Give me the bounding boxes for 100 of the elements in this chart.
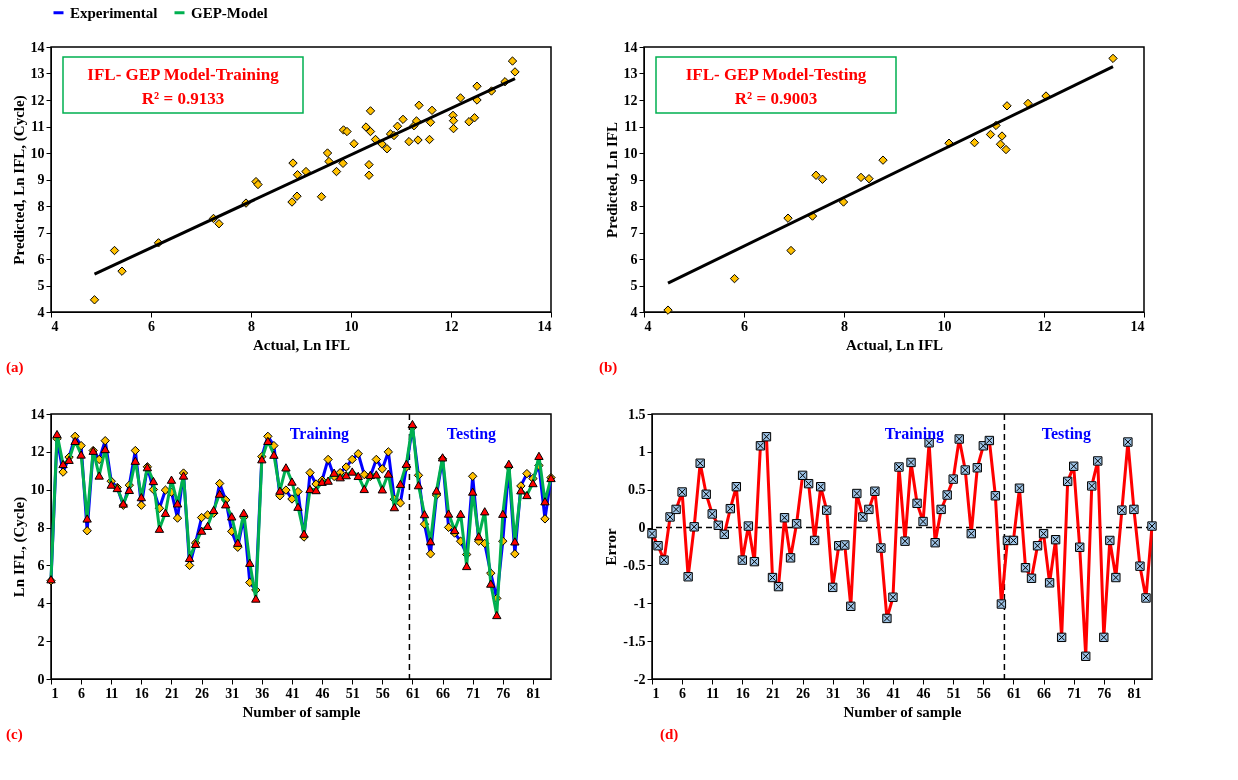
y-tick-label: 0 — [37, 671, 45, 687]
x-axis-title: Actual, Ln IFL — [845, 336, 944, 353]
x-axis-title: Actual, Ln IFL — [252, 336, 351, 353]
y-tick-label: 6 — [37, 251, 45, 267]
x-tick-label: 1 — [51, 685, 59, 701]
y-tick-label: -1 — [633, 595, 646, 611]
y-tick-label: 6 — [37, 557, 45, 573]
y-tick-label: 13 — [30, 66, 45, 81]
x-tick-label: 36 — [255, 685, 270, 701]
y-tick-label: 6 — [630, 251, 638, 267]
x-tick-label: 36 — [856, 685, 871, 701]
x-tick-label: 6 — [78, 685, 86, 701]
annotation: Testing — [1041, 425, 1092, 443]
y-axis-title: Predicted, Ln IFL — [603, 122, 620, 238]
x-tick-label: 61 — [1006, 685, 1021, 701]
y-tick-label: 11 — [31, 119, 45, 134]
y-axis-title: Error — [603, 528, 620, 566]
x-tick-label: 16 — [134, 685, 149, 701]
y-tick-label: 9 — [630, 172, 638, 187]
y-axis-title: Ln IFL, (Cycle) — [10, 496, 28, 598]
x-tick-label: 8 — [248, 318, 255, 334]
y-tick-label: 2 — [37, 633, 45, 649]
text: (d) — [660, 726, 679, 743]
y-tick-label: 9 — [37, 172, 45, 187]
x-tick-label: 10 — [937, 318, 952, 334]
x-tick-label: 61 — [405, 685, 420, 701]
y-tick-label: 0.5 — [628, 482, 646, 498]
x-tick-label: 66 — [1037, 685, 1052, 701]
y-axis-title: Predicted, Ln IFL, (Cycle) — [10, 95, 28, 265]
x-tick-label: 21 — [765, 685, 780, 701]
x-tick-label: 11 — [706, 685, 720, 701]
text: (c) — [6, 726, 23, 743]
text: (a) — [6, 359, 24, 376]
y-tick-label: 4 — [37, 595, 45, 611]
y-tick-label: 1.5 — [628, 406, 646, 422]
x-tick-label: 6 — [679, 685, 687, 701]
x-tick-label: 1 — [652, 685, 660, 701]
x-tick-label: 56 — [375, 685, 390, 701]
y-tick-label: 4 — [37, 304, 45, 320]
x-tick-label: 41 — [886, 685, 901, 701]
x-tick-label: 6 — [148, 318, 155, 334]
x-tick-label: 6 — [741, 318, 748, 334]
y-tick-label: 8 — [37, 520, 45, 536]
y-tick-label: 8 — [37, 198, 45, 214]
x-tick-label: 14 — [537, 318, 552, 334]
x-tick-label: 76 — [1097, 685, 1112, 701]
x-tick-label: 12 — [444, 318, 459, 334]
text: (b) — [599, 359, 618, 376]
x-tick-label: 46 — [315, 685, 330, 701]
x-tick-label: 31 — [225, 685, 240, 701]
x-tick-label: 71 — [466, 685, 481, 701]
x-tick-label: 21 — [164, 685, 179, 701]
y-tick-label: 14 — [623, 39, 638, 55]
y-tick-label: 13 — [623, 66, 638, 81]
annotation: R² = 0.9003 — [734, 89, 818, 108]
y-tick-label: 0 — [638, 520, 646, 536]
x-tick-label: 26 — [796, 685, 811, 701]
annotation: R² = 0.9133 — [141, 89, 225, 108]
x-tick-label: 11 — [105, 685, 119, 701]
x-tick-label: 8 — [841, 318, 848, 334]
annotation: IFL- GEP Model-Testing — [685, 65, 867, 84]
x-tick-label: 76 — [496, 685, 511, 701]
y-tick-label: 14 — [30, 406, 45, 422]
annotation: Training — [289, 425, 350, 443]
x-tick-label: 81 — [526, 685, 541, 701]
y-tick-label: 12 — [30, 92, 45, 108]
x-tick-label: 46 — [916, 685, 931, 701]
annotation: IFL- GEP Model-Training — [87, 65, 280, 84]
x-axis-title: Number of sample — [843, 703, 962, 720]
y-tick-label: -0.5 — [623, 557, 646, 573]
y-tick-label: 14 — [30, 39, 45, 55]
x-tick-label: 26 — [195, 685, 210, 701]
y-tick-label: 10 — [623, 145, 638, 161]
annotation: Training — [884, 425, 945, 443]
y-tick-label: 10 — [30, 482, 45, 498]
annotation: Testing — [446, 425, 497, 443]
y-tick-label: 5 — [37, 278, 45, 293]
y-tick-label: -2 — [633, 671, 646, 687]
y-tick-label: 5 — [630, 278, 638, 293]
x-tick-label: 51 — [946, 685, 961, 701]
x-tick-label: 14 — [1130, 318, 1145, 334]
y-tick-label: 8 — [630, 198, 638, 214]
x-tick-label: 10 — [344, 318, 359, 334]
x-axis-title: Number of sample — [242, 703, 361, 720]
x-tick-label: 56 — [976, 685, 991, 701]
y-tick-label: 12 — [30, 444, 45, 460]
x-tick-label: 66 — [436, 685, 451, 701]
x-tick-label: 51 — [345, 685, 360, 701]
y-tick-label: 4 — [630, 304, 638, 320]
y-tick-label: -1.5 — [623, 633, 646, 649]
x-tick-label: 71 — [1067, 685, 1082, 701]
x-tick-label: 81 — [1127, 685, 1142, 701]
y-tick-label: 7 — [630, 225, 638, 240]
legend-label: GEP-Model — [191, 4, 268, 21]
y-tick-label: 1 — [638, 444, 646, 460]
x-tick-label: 31 — [826, 685, 841, 701]
y-tick-label: 7 — [37, 225, 45, 240]
y-tick-label: 10 — [30, 145, 45, 161]
x-tick-label: 16 — [735, 685, 750, 701]
y-tick-label: 11 — [624, 119, 638, 134]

————————

Aim:
Copy out every line of the items above word for word, leaving out the pictures.

The completed task:
Give me the bounding boxes for 100 of the elements in this chart.
y-tick-label: 0 — [37, 671, 45, 687]
x-axis-title: Actual, Ln IFL — [845, 336, 944, 353]
x-axis-title: Actual, Ln IFL — [252, 336, 351, 353]
y-tick-label: 6 — [37, 251, 45, 267]
x-tick-label: 1 — [51, 685, 59, 701]
y-tick-label: -1 — [633, 595, 646, 611]
y-tick-label: 6 — [37, 557, 45, 573]
y-tick-label: 13 — [30, 66, 45, 81]
x-tick-label: 36 — [255, 685, 270, 701]
y-tick-label: 6 — [630, 251, 638, 267]
x-tick-label: 36 — [856, 685, 871, 701]
x-tick-label: 6 — [78, 685, 86, 701]
annotation: Testing — [1041, 425, 1092, 443]
y-axis-title: Predicted, Ln IFL — [603, 122, 620, 238]
x-tick-label: 61 — [1006, 685, 1021, 701]
y-tick-label: 11 — [31, 119, 45, 134]
y-axis-title: Error — [603, 528, 620, 566]
x-tick-label: 16 — [134, 685, 149, 701]
y-tick-label: 9 — [630, 172, 638, 187]
y-axis-title: Ln IFL, (Cycle) — [10, 496, 28, 598]
x-tick-label: 8 — [248, 318, 255, 334]
y-tick-label: 2 — [37, 633, 45, 649]
text: (d) — [660, 726, 679, 743]
y-tick-label: 9 — [37, 172, 45, 187]
x-tick-label: 10 — [937, 318, 952, 334]
x-tick-label: 61 — [405, 685, 420, 701]
y-tick-label: 0.5 — [628, 482, 646, 498]
x-tick-label: 66 — [1037, 685, 1052, 701]
y-axis-title: Predicted, Ln IFL, (Cycle) — [10, 95, 28, 265]
x-tick-label: 21 — [765, 685, 780, 701]
x-tick-label: 11 — [706, 685, 720, 701]
text: (c) — [6, 726, 23, 743]
text: (a) — [6, 359, 24, 376]
y-tick-label: 4 — [37, 595, 45, 611]
y-tick-label: 1.5 — [628, 406, 646, 422]
x-tick-label: 6 — [679, 685, 687, 701]
x-tick-label: 1 — [652, 685, 660, 701]
x-tick-label: 56 — [375, 685, 390, 701]
y-tick-label: 4 — [37, 304, 45, 320]
x-tick-label: 41 — [886, 685, 901, 701]
x-tick-label: 6 — [148, 318, 155, 334]
x-tick-label: 6 — [741, 318, 748, 334]
y-tick-label: 8 — [37, 520, 45, 536]
y-tick-label: 8 — [37, 198, 45, 214]
x-tick-label: 14 — [537, 318, 552, 334]
x-tick-label: 76 — [1097, 685, 1112, 701]
x-tick-label: 12 — [444, 318, 459, 334]
text: (b) — [599, 359, 618, 376]
x-tick-label: 46 — [315, 685, 330, 701]
x-tick-label: 31 — [225, 685, 240, 701]
x-tick-label: 71 — [466, 685, 481, 701]
x-tick-label: 21 — [164, 685, 179, 701]
y-tick-label: 14 — [623, 39, 638, 55]
y-tick-label: 13 — [623, 66, 638, 81]
annotation: R² = 0.9003 — [734, 89, 818, 108]
y-tick-label: 0 — [638, 520, 646, 536]
x-tick-label: 26 — [796, 685, 811, 701]
annotation: R² = 0.9133 — [141, 89, 225, 108]
x-tick-label: 11 — [105, 685, 119, 701]
x-tick-label: 8 — [841, 318, 848, 334]
annotation: IFL- GEP Model-Testing — [685, 65, 867, 84]
x-tick-label: 76 — [496, 685, 511, 701]
y-tick-label: 14 — [30, 406, 45, 422]
annotation: Training — [289, 425, 350, 443]
x-tick-label: 81 — [526, 685, 541, 701]
y-tick-label: 12 — [30, 92, 45, 108]
x-tick-label: 46 — [916, 685, 931, 701]
annotation: IFL- GEP Model-Training — [87, 65, 280, 84]
x-axis-title: Number of sample — [843, 703, 962, 720]
y-tick-label: -0.5 — [623, 557, 646, 573]
y-tick-label: 14 — [30, 39, 45, 55]
x-tick-label: 26 — [195, 685, 210, 701]
y-tick-label: 10 — [623, 145, 638, 161]
annotation: Training — [884, 425, 945, 443]
y-tick-label: 10 — [30, 482, 45, 498]
annotation: Testing — [446, 425, 497, 443]
y-tick-label: 5 — [37, 278, 45, 293]
y-tick-label: -2 — [633, 671, 646, 687]
y-tick-label: 5 — [630, 278, 638, 293]
x-tick-label: 51 — [946, 685, 961, 701]
x-tick-label: 14 — [1130, 318, 1145, 334]
y-tick-label: 8 — [630, 198, 638, 214]
x-tick-label: 10 — [344, 318, 359, 334]
x-axis-title: Number of sample — [242, 703, 361, 720]
x-tick-label: 56 — [976, 685, 991, 701]
y-tick-label: 12 — [30, 444, 45, 460]
x-tick-label: 66 — [436, 685, 451, 701]
x-tick-label: 51 — [345, 685, 360, 701]
y-tick-label: 4 — [630, 304, 638, 320]
y-tick-label: -1.5 — [623, 633, 646, 649]
x-tick-label: 71 — [1067, 685, 1082, 701]
x-tick-label: 81 — [1127, 685, 1142, 701]
y-tick-label: 7 — [630, 225, 638, 240]
legend-label: GEP-Model — [191, 4, 268, 21]
y-tick-label: 1 — [638, 444, 646, 460]
x-tick-label: 31 — [826, 685, 841, 701]
y-tick-label: 7 — [37, 225, 45, 240]
y-tick-label: 10 — [30, 145, 45, 161]
x-tick-label: 16 — [735, 685, 750, 701]
y-tick-label: 11 — [624, 119, 638, 134]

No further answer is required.